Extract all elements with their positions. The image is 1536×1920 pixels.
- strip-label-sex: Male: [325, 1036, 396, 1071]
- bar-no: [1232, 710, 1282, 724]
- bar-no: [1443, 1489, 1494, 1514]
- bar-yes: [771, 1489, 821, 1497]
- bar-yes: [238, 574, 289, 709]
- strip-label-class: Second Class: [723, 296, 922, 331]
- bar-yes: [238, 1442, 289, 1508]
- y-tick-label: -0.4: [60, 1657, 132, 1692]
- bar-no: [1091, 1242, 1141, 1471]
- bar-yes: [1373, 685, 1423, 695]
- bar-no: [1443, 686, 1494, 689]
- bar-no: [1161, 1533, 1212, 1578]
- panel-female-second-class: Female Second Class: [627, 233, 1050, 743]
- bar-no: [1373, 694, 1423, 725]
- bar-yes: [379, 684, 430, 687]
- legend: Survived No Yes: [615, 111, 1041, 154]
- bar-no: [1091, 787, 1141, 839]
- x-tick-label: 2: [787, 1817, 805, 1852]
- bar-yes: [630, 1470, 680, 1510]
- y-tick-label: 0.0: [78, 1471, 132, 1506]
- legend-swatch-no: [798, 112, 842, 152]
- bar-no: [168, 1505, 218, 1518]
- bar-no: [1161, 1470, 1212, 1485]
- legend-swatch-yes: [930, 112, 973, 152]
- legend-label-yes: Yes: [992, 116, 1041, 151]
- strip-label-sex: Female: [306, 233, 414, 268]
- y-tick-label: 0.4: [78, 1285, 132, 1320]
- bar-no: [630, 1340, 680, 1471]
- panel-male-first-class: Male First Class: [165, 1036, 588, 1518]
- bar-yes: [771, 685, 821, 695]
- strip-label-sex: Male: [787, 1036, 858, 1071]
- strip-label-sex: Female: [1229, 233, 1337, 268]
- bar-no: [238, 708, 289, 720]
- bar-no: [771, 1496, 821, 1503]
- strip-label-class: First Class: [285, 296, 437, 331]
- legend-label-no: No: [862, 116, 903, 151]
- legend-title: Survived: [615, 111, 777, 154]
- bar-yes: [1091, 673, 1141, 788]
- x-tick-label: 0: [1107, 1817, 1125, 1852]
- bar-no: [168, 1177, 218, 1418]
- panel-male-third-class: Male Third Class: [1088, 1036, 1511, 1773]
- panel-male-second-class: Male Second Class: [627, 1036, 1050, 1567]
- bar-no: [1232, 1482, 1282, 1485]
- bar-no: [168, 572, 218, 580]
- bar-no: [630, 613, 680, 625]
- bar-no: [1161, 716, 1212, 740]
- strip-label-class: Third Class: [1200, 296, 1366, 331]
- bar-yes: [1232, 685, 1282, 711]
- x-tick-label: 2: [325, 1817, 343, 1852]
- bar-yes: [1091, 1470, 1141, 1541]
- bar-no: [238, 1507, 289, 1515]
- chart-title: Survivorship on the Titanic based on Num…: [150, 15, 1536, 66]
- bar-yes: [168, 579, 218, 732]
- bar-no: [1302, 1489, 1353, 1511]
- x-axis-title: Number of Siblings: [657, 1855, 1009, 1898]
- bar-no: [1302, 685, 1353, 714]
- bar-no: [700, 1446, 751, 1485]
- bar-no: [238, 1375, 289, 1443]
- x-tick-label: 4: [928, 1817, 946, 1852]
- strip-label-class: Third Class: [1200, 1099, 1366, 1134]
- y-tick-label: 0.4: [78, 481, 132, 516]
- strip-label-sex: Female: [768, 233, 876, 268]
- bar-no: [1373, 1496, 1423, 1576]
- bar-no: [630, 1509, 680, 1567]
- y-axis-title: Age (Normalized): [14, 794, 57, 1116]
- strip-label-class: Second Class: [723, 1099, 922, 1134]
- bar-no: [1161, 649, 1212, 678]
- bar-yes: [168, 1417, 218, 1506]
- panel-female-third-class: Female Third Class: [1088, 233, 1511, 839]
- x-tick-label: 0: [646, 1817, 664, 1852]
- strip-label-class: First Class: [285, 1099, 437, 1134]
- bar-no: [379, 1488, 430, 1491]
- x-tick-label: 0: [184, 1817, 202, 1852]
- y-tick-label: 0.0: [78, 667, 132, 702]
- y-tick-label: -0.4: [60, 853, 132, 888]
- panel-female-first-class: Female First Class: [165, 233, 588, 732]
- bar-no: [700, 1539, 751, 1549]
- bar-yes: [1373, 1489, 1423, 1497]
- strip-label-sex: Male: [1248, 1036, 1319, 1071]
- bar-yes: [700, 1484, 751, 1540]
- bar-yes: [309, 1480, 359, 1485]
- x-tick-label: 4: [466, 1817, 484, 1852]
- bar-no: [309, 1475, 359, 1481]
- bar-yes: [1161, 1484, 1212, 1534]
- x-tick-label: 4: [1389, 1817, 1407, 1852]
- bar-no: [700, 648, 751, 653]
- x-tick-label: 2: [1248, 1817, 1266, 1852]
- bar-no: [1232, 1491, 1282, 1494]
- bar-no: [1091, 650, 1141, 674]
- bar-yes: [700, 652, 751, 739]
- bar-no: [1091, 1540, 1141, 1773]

■ ■ ■ ■

WHAT IS BEING ASKED.
Rewrite the lines of the items as a Markdown table with the columns "Number" and "Entry", starting at the first line of the items and ending at the line that contains "- bar-yes: [379, 684, 430, 687]". Number each line in order and leave out any blank lines.

FINISHED ANSWER.
| Number | Entry |
|---|---|
| 1 | Extract all elements with their positions. The image is 1536×1920 pixels. |
| 2 | - strip-label-sex: Male: [325, 1036, 396, 1071] |
| 3 | - bar-no: [1232, 710, 1282, 724] |
| 4 | - bar-no: [1443, 1489, 1494, 1514] |
| 5 | - bar-yes: [771, 1489, 821, 1497] |
| 6 | - bar-yes: [238, 574, 289, 709] |
| 7 | - strip-label-class: Second Class: [723, 296, 922, 331] |
| 8 | - bar-yes: [238, 1442, 289, 1508] |
| 9 | - y-tick-label: -0.4: [60, 1657, 132, 1692] |
| 10 | - bar-no: [1091, 1242, 1141, 1471] |
| 11 | - bar-yes: [1373, 685, 1423, 695] |
| 12 | - bar-no: [1443, 686, 1494, 689] |
| 13 | - bar-no: [1161, 1533, 1212, 1578] |
| 14 | - panel-female-second-class: Female Second Class: [627, 233, 1050, 743] |
| 15 | - bar-no: [1373, 694, 1423, 725] |
| 16 | - bar-yes: [379, 684, 430, 687] |